### EXERCISE DETAILS
The lines to copy are those in the listing below that contain the word "activation".

### SUPPLIED DATA
◆ ◆ ◆ ◆
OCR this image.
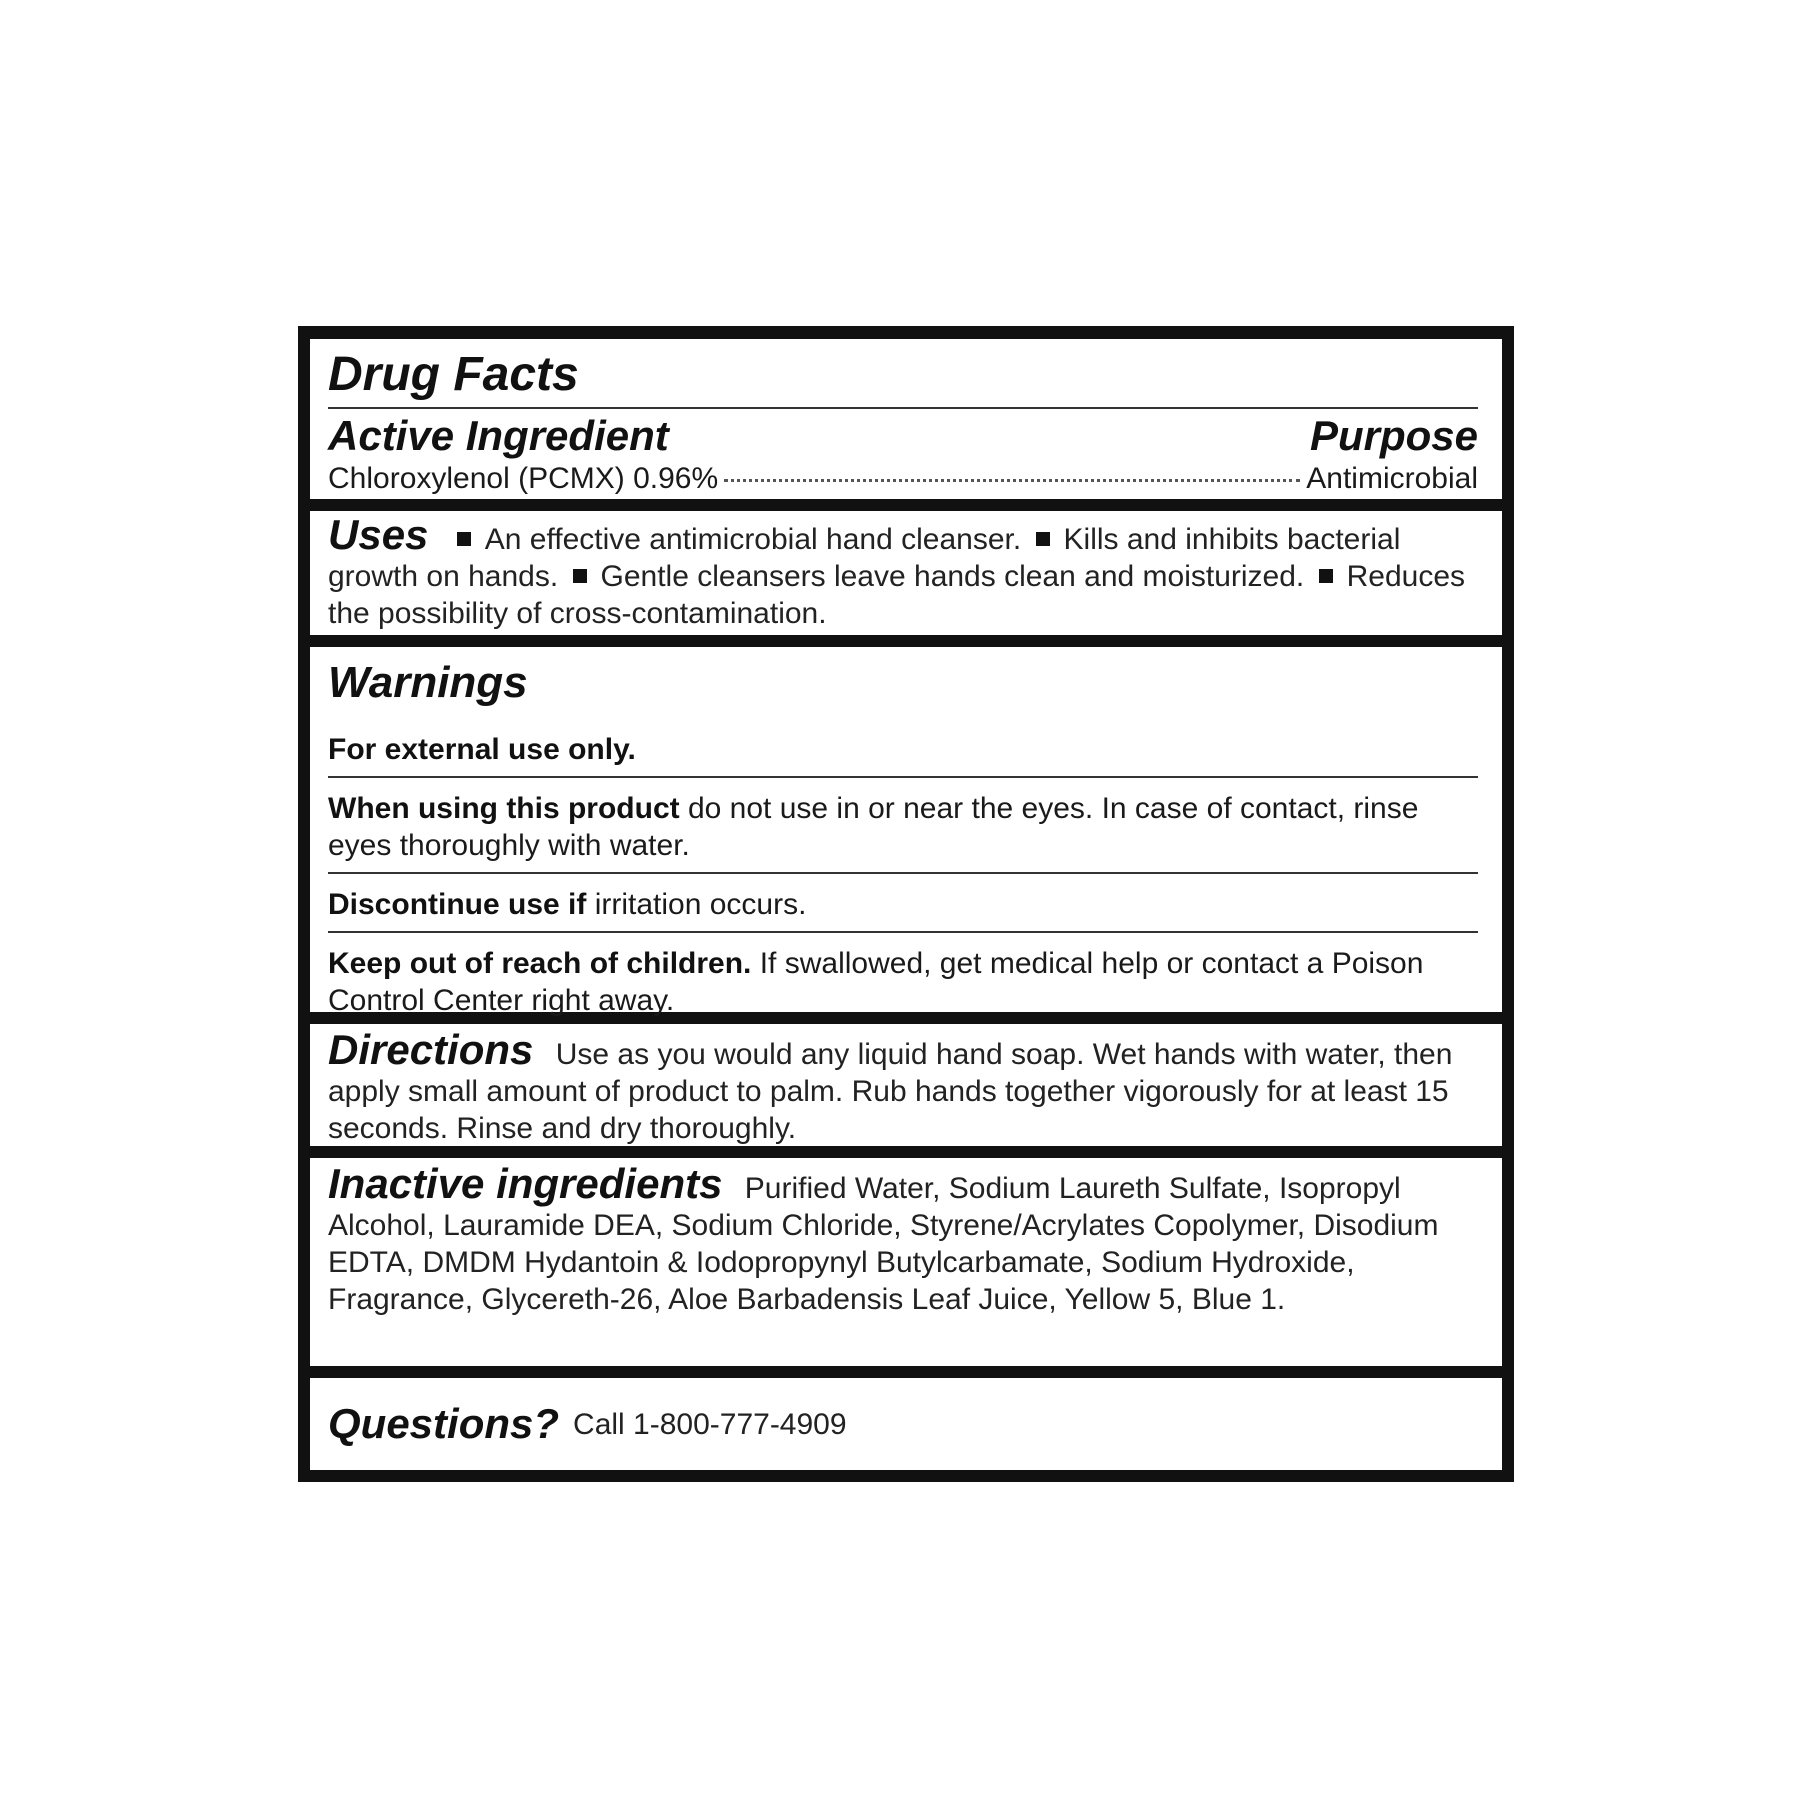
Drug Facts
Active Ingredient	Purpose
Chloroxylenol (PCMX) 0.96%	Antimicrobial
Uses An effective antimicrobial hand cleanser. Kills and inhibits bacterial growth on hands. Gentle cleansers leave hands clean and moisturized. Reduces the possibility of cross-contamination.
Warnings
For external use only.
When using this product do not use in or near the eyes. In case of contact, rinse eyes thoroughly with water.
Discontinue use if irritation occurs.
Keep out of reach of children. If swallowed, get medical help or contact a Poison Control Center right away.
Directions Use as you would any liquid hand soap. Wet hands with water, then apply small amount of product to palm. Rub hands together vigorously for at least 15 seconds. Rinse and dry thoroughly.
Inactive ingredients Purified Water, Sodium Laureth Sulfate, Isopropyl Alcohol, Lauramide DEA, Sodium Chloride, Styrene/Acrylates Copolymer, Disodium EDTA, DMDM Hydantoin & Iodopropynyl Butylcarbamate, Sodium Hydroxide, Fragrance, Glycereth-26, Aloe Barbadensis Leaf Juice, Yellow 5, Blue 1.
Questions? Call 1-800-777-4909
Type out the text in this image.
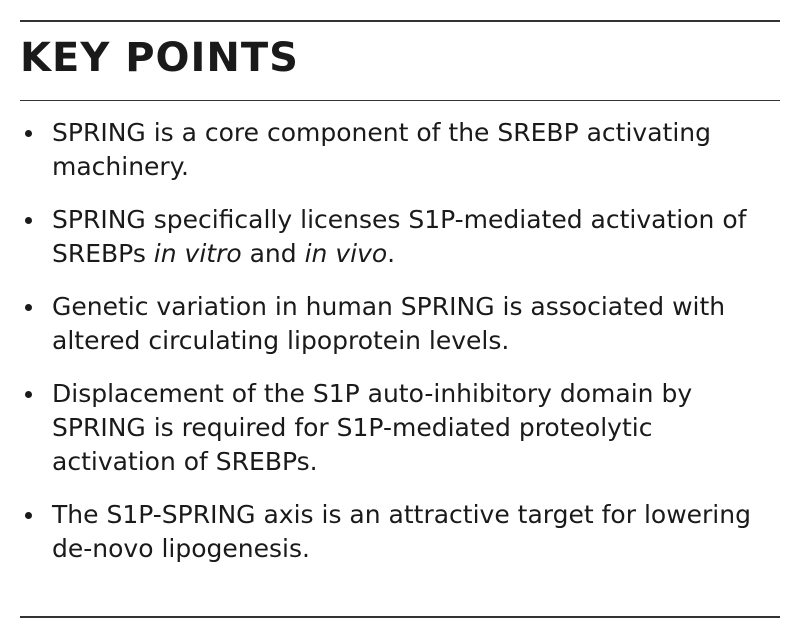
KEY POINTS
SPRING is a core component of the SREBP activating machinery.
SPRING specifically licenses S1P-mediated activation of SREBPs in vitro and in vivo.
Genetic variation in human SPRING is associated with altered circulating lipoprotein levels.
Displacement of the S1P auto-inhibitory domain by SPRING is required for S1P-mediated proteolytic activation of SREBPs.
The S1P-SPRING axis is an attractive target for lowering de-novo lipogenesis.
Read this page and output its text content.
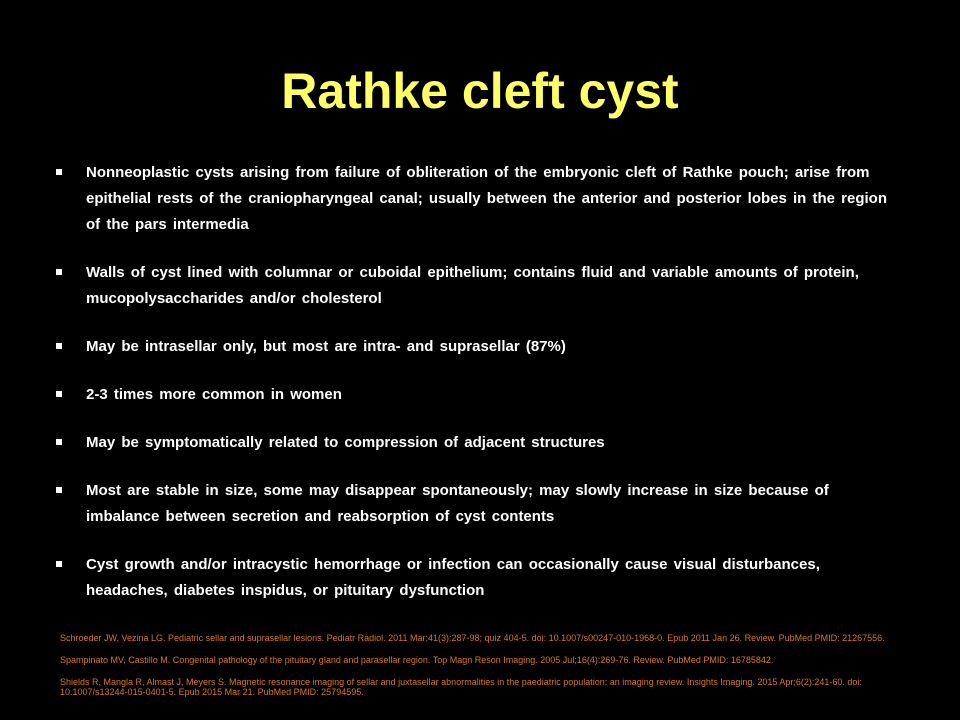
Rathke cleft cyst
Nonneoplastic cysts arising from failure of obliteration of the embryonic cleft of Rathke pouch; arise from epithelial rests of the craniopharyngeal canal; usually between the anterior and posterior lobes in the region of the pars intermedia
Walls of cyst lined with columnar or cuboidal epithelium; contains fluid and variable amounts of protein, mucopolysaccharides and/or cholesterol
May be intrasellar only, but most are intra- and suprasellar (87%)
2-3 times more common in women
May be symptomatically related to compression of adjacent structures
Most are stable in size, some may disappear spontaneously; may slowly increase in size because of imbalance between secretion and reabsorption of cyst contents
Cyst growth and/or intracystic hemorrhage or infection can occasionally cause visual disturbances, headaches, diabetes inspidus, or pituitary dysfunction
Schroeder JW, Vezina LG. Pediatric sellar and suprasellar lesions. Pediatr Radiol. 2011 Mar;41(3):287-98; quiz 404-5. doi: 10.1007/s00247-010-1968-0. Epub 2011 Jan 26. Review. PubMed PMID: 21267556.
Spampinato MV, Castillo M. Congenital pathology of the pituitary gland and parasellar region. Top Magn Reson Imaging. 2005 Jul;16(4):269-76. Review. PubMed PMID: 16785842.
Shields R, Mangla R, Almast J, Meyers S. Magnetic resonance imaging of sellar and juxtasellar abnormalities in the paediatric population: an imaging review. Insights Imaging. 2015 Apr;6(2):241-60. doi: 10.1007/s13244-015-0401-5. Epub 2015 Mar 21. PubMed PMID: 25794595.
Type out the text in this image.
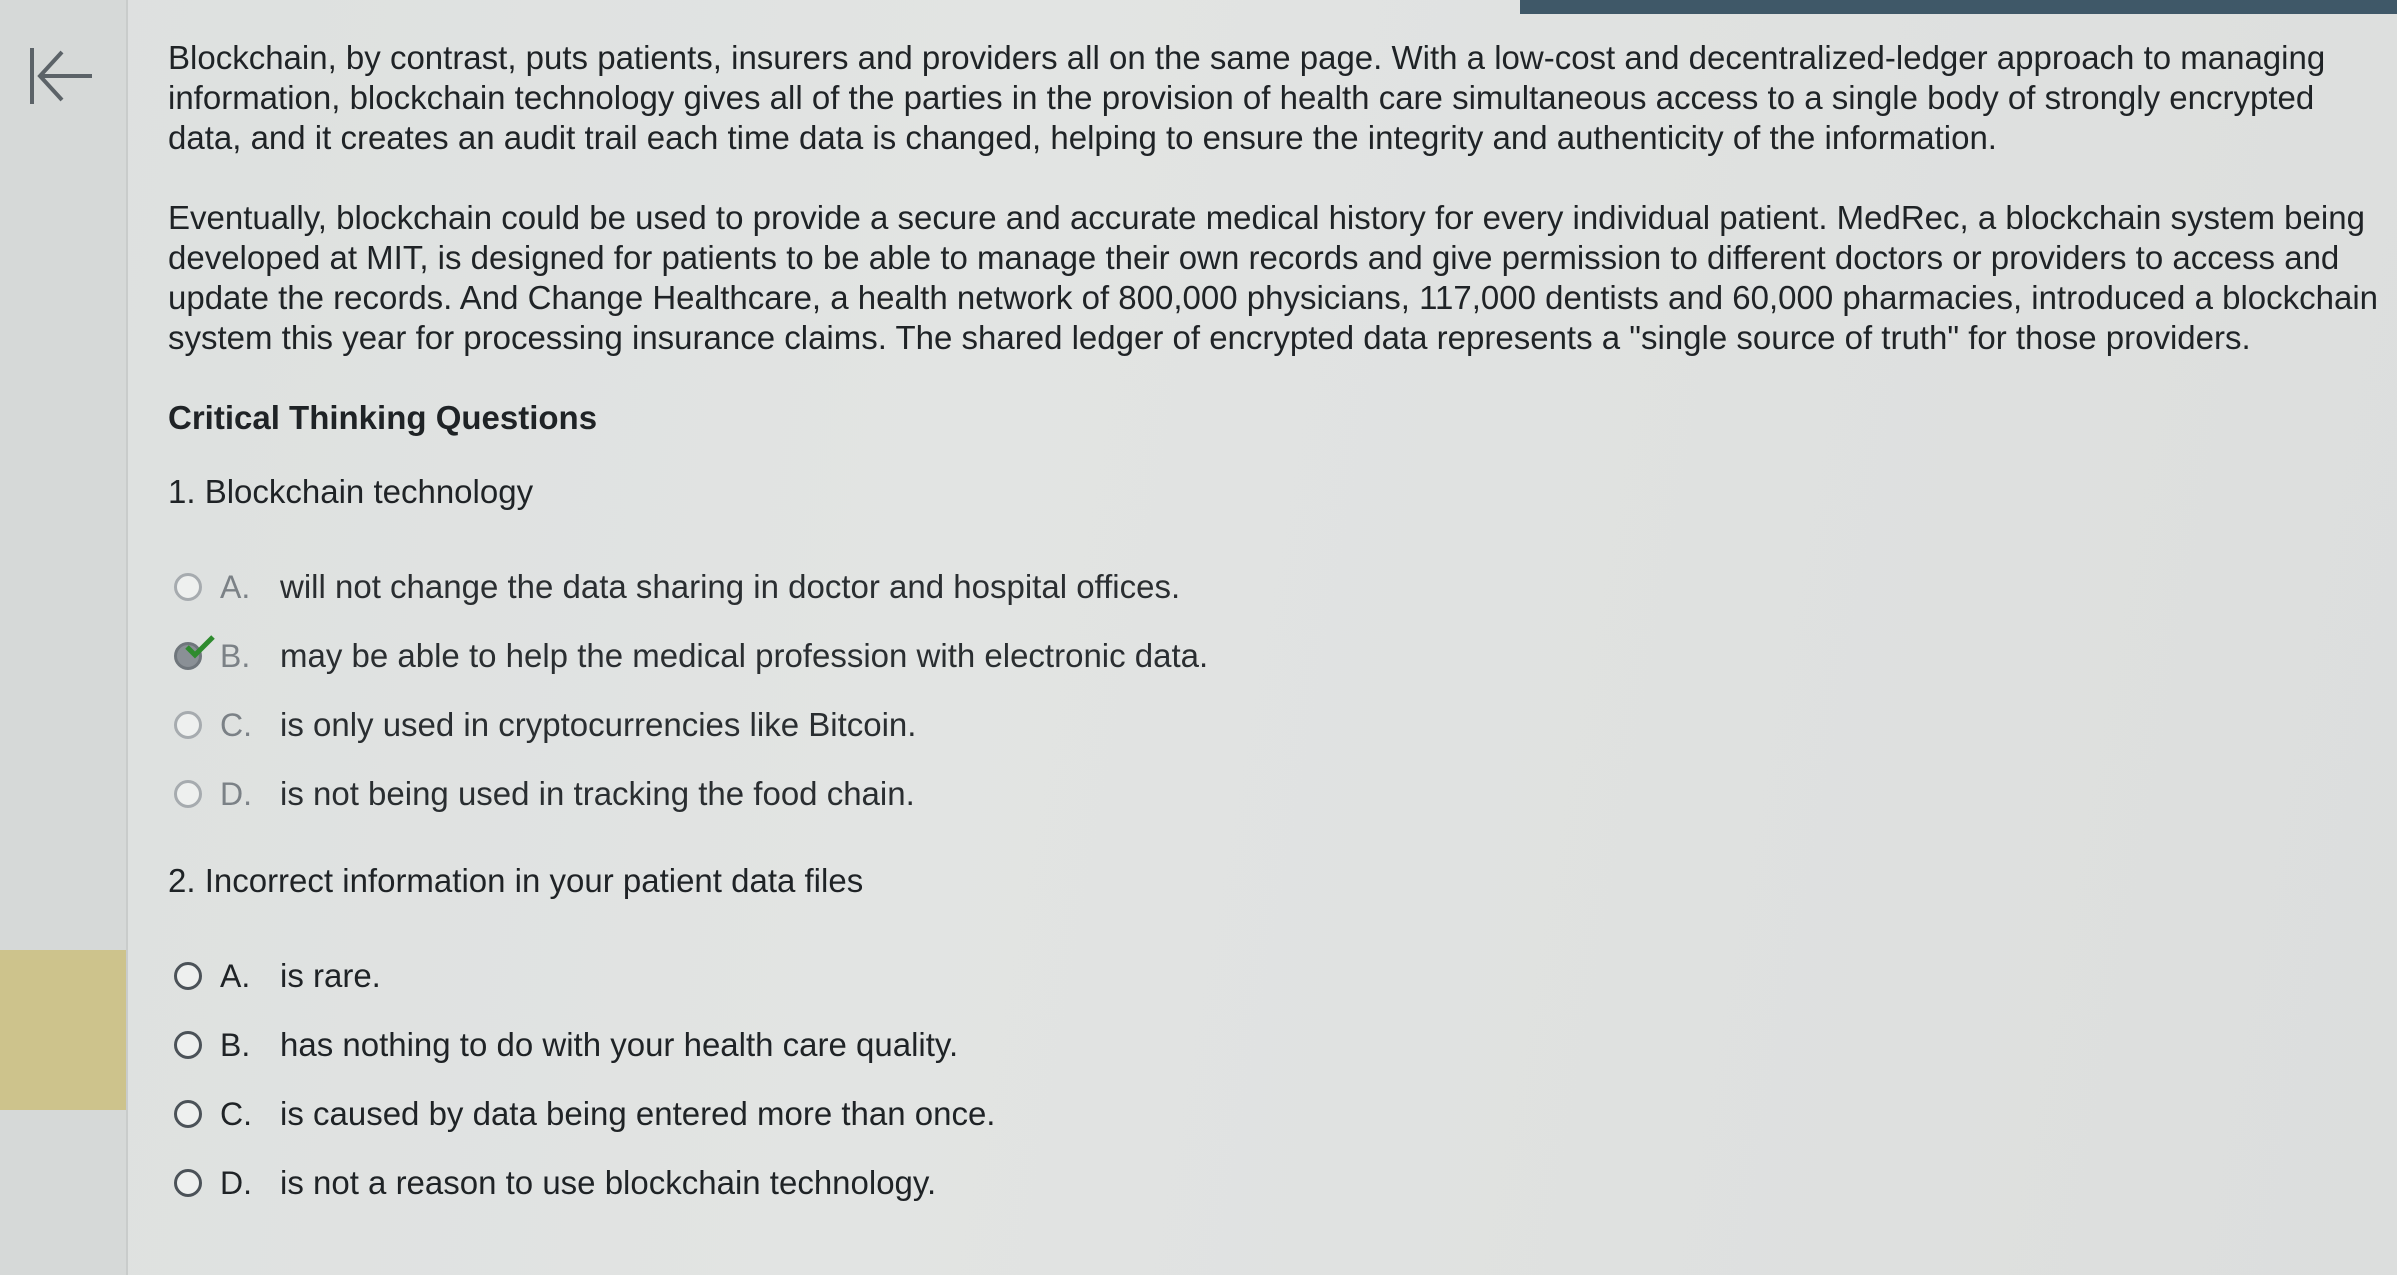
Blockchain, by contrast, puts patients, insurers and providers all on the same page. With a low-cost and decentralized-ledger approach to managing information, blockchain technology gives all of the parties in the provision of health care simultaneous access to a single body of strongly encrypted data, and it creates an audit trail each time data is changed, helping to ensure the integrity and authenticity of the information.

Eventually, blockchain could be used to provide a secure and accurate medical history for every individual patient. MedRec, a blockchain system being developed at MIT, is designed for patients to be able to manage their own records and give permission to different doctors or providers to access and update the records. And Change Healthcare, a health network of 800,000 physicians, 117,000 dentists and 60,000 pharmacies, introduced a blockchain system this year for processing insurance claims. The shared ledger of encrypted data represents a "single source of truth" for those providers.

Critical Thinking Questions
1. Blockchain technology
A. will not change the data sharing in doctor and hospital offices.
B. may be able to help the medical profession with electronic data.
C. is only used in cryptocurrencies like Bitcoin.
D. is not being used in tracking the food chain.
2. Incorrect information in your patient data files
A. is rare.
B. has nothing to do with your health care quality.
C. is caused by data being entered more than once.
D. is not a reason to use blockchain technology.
◆ ◆ ◆ ◆
### REPLY
SPRING specifically licenses S1P-mediated activation of SREBPs in vitro and in vivo.
Displacement of the S1P auto-inhibitory domain by SPRING is required for S1P-mediated proteolytic activation of SREBPs.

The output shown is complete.